## Selected extract
▶

The history behind this street furniture in St James.
The 1st Duke Of Wellington is one of the country’s most famous soldiers and statesmen, having defeated Napoleon at the Battle Of Waterloo and serving as Prime Minister twice. Although there has been seven subsequent Duke Of Wellingtons since his death, it is Arthur Wellesley most of us think of when we hear the title.
Around London there are many monuments to the late, great Duke Of Wellington (1769-1852), such as the Wellington Arch in Hyde Park Corner, his sarcophagus in St Paul’s Cathedral and an equestrian statue of him outside the Royal Exchange in the City of London to name but a few. There are also many buildings connected to the Duke, such as Apsley House on Hyde Park Corner and Walmer Castle in Kent, where he died at the age of 83.
While Wellington’s belongings can be seen in museums and stately homes, one piece of memorabilia remains on a busy London street, with thousands passing it each day unaware of the significance. Sitting on the pavement outside the Athenaeum Club, on Waterloo Place near the junction with Pall Mall is a pair of unassuming granite stones. To those walking by, they may not even be noticed at all or simply dismissed as a plain old piece of London street furniture.

◀

## Exercise input
▶

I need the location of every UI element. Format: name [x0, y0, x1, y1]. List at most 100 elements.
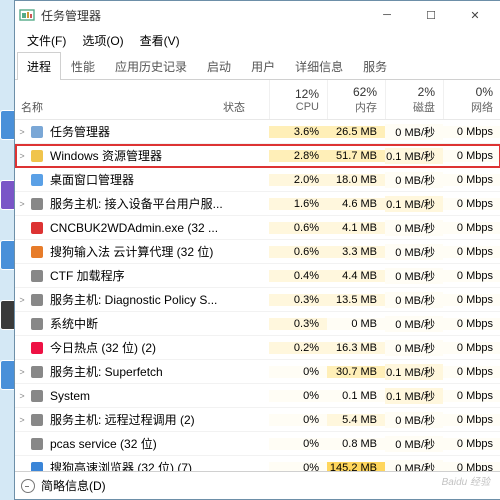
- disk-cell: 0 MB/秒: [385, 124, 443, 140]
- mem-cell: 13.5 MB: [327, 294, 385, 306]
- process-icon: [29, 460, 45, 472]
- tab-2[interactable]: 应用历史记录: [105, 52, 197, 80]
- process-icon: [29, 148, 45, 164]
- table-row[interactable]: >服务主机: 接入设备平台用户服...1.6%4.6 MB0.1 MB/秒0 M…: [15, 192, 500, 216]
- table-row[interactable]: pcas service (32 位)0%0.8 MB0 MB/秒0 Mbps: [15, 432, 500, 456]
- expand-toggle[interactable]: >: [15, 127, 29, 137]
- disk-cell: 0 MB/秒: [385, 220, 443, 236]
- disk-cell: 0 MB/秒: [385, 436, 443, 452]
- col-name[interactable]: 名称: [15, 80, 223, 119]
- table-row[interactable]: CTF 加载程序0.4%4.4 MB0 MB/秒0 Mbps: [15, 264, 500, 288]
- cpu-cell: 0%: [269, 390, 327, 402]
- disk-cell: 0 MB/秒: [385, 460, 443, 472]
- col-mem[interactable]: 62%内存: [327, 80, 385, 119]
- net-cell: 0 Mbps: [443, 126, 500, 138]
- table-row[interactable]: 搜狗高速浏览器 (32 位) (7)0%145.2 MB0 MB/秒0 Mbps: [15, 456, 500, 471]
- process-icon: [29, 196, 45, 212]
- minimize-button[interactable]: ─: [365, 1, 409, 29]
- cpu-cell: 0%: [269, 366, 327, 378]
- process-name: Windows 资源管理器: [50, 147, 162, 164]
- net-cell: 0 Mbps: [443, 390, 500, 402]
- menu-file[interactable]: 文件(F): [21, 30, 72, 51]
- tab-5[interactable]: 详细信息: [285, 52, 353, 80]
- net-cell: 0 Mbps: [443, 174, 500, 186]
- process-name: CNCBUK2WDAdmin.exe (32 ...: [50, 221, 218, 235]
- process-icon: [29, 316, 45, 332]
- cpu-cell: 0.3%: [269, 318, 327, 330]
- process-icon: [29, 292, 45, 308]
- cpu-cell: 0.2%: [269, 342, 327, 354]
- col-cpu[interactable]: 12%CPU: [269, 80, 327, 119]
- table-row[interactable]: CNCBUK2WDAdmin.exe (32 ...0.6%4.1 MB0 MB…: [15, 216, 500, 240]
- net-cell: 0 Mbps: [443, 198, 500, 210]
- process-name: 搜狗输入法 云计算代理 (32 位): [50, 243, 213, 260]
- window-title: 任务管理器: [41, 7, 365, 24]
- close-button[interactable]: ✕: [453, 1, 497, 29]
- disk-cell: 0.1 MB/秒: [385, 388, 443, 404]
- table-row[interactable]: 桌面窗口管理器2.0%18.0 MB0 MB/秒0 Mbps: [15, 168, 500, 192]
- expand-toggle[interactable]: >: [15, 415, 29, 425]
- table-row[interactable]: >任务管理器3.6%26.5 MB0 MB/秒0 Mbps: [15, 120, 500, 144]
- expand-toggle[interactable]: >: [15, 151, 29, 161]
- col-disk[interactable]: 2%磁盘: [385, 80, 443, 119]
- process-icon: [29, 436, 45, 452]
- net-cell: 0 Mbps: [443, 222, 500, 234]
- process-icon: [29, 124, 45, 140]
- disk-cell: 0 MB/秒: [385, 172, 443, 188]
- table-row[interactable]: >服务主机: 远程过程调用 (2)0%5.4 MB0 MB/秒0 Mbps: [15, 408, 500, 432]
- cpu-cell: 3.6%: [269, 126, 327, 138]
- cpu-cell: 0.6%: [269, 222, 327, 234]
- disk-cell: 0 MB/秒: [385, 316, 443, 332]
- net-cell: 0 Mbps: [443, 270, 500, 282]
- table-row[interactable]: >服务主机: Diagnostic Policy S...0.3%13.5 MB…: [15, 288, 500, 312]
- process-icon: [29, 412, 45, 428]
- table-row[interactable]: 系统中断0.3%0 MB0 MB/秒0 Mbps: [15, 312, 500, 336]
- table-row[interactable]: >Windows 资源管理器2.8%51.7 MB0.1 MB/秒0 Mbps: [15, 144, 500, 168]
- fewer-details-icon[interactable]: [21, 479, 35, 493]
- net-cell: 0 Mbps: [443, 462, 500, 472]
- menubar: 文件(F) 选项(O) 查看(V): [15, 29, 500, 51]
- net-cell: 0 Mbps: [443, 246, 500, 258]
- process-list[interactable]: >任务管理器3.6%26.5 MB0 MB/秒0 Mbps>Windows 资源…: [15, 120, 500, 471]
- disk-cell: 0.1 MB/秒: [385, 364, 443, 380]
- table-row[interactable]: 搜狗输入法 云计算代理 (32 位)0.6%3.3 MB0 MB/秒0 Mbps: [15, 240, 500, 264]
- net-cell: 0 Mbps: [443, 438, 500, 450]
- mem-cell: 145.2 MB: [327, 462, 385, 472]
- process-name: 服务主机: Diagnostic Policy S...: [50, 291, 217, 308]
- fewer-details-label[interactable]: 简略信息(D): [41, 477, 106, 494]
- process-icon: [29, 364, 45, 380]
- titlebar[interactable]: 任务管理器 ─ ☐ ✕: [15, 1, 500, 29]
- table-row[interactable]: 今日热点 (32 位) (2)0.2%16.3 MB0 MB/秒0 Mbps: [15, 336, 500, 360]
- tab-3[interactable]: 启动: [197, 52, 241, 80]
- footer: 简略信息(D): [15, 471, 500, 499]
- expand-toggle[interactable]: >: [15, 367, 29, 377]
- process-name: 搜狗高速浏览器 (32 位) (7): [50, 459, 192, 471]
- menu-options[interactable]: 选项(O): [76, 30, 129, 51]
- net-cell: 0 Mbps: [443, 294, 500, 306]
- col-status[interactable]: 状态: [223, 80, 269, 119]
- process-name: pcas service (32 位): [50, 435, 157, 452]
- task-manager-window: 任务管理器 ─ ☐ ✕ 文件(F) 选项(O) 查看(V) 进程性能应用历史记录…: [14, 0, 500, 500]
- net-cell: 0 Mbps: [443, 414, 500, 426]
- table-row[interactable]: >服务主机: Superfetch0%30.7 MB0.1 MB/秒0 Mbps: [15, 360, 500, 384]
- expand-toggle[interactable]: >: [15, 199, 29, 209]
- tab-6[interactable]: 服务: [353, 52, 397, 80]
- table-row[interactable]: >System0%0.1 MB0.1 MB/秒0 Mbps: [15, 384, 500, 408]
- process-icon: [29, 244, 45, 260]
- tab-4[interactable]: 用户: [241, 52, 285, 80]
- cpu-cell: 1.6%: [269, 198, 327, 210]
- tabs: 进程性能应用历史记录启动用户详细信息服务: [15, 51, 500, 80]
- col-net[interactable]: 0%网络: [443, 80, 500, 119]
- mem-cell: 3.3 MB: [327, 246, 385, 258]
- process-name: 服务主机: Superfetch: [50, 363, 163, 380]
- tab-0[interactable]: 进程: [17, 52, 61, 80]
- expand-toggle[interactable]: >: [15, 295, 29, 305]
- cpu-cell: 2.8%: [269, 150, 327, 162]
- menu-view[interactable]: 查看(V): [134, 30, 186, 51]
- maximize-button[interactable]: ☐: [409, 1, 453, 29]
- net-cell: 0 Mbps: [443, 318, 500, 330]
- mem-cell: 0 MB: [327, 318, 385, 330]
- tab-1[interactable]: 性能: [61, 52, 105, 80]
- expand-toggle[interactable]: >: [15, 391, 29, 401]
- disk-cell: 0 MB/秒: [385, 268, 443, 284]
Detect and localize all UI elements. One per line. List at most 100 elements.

◀
▶

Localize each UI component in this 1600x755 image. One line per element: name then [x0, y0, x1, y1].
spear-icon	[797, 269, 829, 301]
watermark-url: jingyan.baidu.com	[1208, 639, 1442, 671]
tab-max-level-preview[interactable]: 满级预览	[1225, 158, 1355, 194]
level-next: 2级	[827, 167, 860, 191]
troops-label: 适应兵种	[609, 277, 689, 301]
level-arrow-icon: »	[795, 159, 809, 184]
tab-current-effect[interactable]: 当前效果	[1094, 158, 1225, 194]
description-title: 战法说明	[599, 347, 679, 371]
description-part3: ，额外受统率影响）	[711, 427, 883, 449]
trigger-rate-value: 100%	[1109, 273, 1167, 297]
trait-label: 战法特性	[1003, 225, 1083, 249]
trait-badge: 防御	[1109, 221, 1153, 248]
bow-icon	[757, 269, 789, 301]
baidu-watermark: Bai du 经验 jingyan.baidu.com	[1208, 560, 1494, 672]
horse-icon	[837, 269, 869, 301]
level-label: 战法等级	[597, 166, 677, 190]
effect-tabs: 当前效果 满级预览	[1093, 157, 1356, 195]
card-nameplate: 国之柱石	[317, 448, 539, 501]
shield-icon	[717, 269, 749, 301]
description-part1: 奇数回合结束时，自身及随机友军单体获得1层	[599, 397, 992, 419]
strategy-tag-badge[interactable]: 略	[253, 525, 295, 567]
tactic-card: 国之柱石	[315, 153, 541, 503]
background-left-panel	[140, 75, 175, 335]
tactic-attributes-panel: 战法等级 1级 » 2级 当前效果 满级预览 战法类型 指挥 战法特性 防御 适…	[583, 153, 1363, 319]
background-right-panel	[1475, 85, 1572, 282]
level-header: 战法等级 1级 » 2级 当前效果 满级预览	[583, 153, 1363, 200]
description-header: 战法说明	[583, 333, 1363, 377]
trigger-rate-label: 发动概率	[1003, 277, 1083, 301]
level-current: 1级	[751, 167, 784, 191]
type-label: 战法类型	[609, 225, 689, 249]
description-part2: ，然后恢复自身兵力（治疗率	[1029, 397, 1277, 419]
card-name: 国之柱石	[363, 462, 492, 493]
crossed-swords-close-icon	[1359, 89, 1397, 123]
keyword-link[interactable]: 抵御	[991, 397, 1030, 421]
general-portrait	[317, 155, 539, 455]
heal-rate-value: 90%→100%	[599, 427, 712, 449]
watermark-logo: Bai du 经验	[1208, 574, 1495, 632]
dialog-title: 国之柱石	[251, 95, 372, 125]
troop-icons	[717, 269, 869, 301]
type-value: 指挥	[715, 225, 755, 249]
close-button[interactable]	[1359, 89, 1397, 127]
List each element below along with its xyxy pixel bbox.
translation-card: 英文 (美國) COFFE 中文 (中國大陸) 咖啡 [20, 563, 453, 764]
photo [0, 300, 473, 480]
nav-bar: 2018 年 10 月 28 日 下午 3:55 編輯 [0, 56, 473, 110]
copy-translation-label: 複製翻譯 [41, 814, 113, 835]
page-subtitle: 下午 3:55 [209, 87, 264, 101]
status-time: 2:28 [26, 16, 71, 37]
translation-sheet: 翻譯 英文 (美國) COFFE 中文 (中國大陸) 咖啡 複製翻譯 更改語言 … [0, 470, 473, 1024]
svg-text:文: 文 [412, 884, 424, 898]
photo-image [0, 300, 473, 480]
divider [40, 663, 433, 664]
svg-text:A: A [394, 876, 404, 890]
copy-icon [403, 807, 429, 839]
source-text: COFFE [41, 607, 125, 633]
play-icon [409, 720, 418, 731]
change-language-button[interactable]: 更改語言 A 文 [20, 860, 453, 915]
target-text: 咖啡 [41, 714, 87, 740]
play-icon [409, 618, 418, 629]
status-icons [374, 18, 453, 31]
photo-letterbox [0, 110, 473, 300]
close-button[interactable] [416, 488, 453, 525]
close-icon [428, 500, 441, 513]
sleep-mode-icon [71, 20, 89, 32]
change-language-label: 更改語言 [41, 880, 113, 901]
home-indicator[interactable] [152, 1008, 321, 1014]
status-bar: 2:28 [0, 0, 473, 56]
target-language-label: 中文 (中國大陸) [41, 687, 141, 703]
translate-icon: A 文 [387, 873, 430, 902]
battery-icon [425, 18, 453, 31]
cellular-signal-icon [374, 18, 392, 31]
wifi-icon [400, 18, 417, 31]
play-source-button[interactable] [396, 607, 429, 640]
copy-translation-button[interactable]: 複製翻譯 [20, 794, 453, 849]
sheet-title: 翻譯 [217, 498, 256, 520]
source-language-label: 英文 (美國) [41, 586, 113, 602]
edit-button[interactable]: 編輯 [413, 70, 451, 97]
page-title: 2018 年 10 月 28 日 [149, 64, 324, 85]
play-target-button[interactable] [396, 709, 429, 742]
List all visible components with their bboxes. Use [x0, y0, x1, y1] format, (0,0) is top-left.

◀

## Problems to solve
[a] In the entries, transcribe the lines starting at the one containing "- disk-cell: 0 MB/秒: [385, 124, 443, 140]" and ending at the one containing "- table-row[interactable]: CNCBUK2WDAdmin.exe", both included.
[b] Finish out the next part of the article on the Duke of Wellington's granite stones on Waterloo Place, picking up after its last sentence.
The article and the entries were taken from unrelated sources.

## Answers to each task
[a]
- disk-cell: 0 MB/秒: [385, 124, 443, 140]
- mem-cell: 13.5 MB: [327, 294, 385, 306]
- process-icon: [29, 460, 45, 472]
- tab-2[interactable]: 应用历史记录: [105, 52, 197, 80]
- process-icon: [29, 148, 45, 164]
- table-row[interactable]: >服务主机: 接入设备平台用户服...1.6%4.6 MB0.1 MB/秒0 M…: [15, 192, 500, 216]
- table-row[interactable]: pcas service (32 位)0%0.8 MB0 MB/秒0 Mbps: [15, 432, 500, 456]
- expand-toggle[interactable]: >: [15, 127, 29, 137]
- disk-cell: 0 MB/秒: [385, 220, 443, 236]
- disk-cell: 0 MB/秒: [385, 436, 443, 452]
- col-name[interactable]: 名称: [15, 80, 223, 119]
- table-row[interactable]: CTF 加载程序0.4%4.4 MB0 MB/秒0 Mbps: [15, 264, 500, 288]
- cpu-cell: 0%: [269, 390, 327, 402]
- disk-cell: 0 MB/秒: [385, 460, 443, 472]
- col-mem[interactable]: 62%内存: [327, 80, 385, 119]
- net-cell: 0 Mbps: [443, 126, 500, 138]
- table-row[interactable]: 搜狗高速浏览器 (32 位) (7)0%145.2 MB0 MB/秒0 Mbps: [15, 456, 500, 471]
- process-icon: [29, 196, 45, 212]
- minimize-button[interactable]: ─: [365, 1, 409, 29]
- cpu-cell: 0%: [269, 366, 327, 378]
- process-name: Windows 资源管理器: [50, 147, 162, 164]
- net-cell: 0 Mbps: [443, 390, 500, 402]
- menu-file[interactable]: 文件(F): [21, 30, 72, 51]
- tab-5[interactable]: 详细信息: [285, 52, 353, 80]
- net-cell: 0 Mbps: [443, 174, 500, 186]
- process-name: CNCBUK2WDAdmin.exe (32 ...: [50, 221, 218, 235]
- process-icon: [29, 316, 45, 332]
- cpu-cell: 0.3%: [269, 318, 327, 330]
- process-icon: [29, 292, 45, 308]
- cpu-cell: 0.2%: [269, 342, 327, 354]
- col-cpu[interactable]: 12%CPU: [269, 80, 327, 119]
- table-row[interactable]: CNCBUK2WDAdmin.exe (32 ...0.6%4.1 MB0 MB…: [15, 216, 500, 240]

[b]
However, to those who take a closer look, these stones are in fact a mounting step to get on and off a horse. During the Duke’s tenure as Prime Minister (January 1828 – November 1830), he was a regular at the Athenaeum Club, of which the original building still stands today. Designed by architect Decimus Burton (1800 – 1881), it is one of the country’s most famous gentlemen’s clubs, with Charles Darwin, Winston Churchill, Joseph Conrad, Arthur Conan Doyle, Charles Dickens and Thomas Hardy among its prestigious alumni of past members. As the transport of choice for many in the 1800s, the Duke used to arrive at the club on horseback. In 1830 – six years after the club was founded – Prime Minister Wellesley suggested the club should erect some mounting stones to assist in getting on and off horses. Then in his 60s, the Duke would not have been as amble as he once was so the stones would have encouraged a more graceful dismount.
Over 180 years later, the stones remain on the kerb, although these days unused. On the inward facing side, a rusty plaque reads: ‘This horseblock was erected by desire of the Duke Of Wellington 1830.’
- The mounting stones are on Waterloo Place, just south of Pall Mall and outside the Athenaeum Club, 107 Pall Mall, St James, SW1Y 5ER. Nearest stations: Charing Cross, Piccadilly Circus or Green Park.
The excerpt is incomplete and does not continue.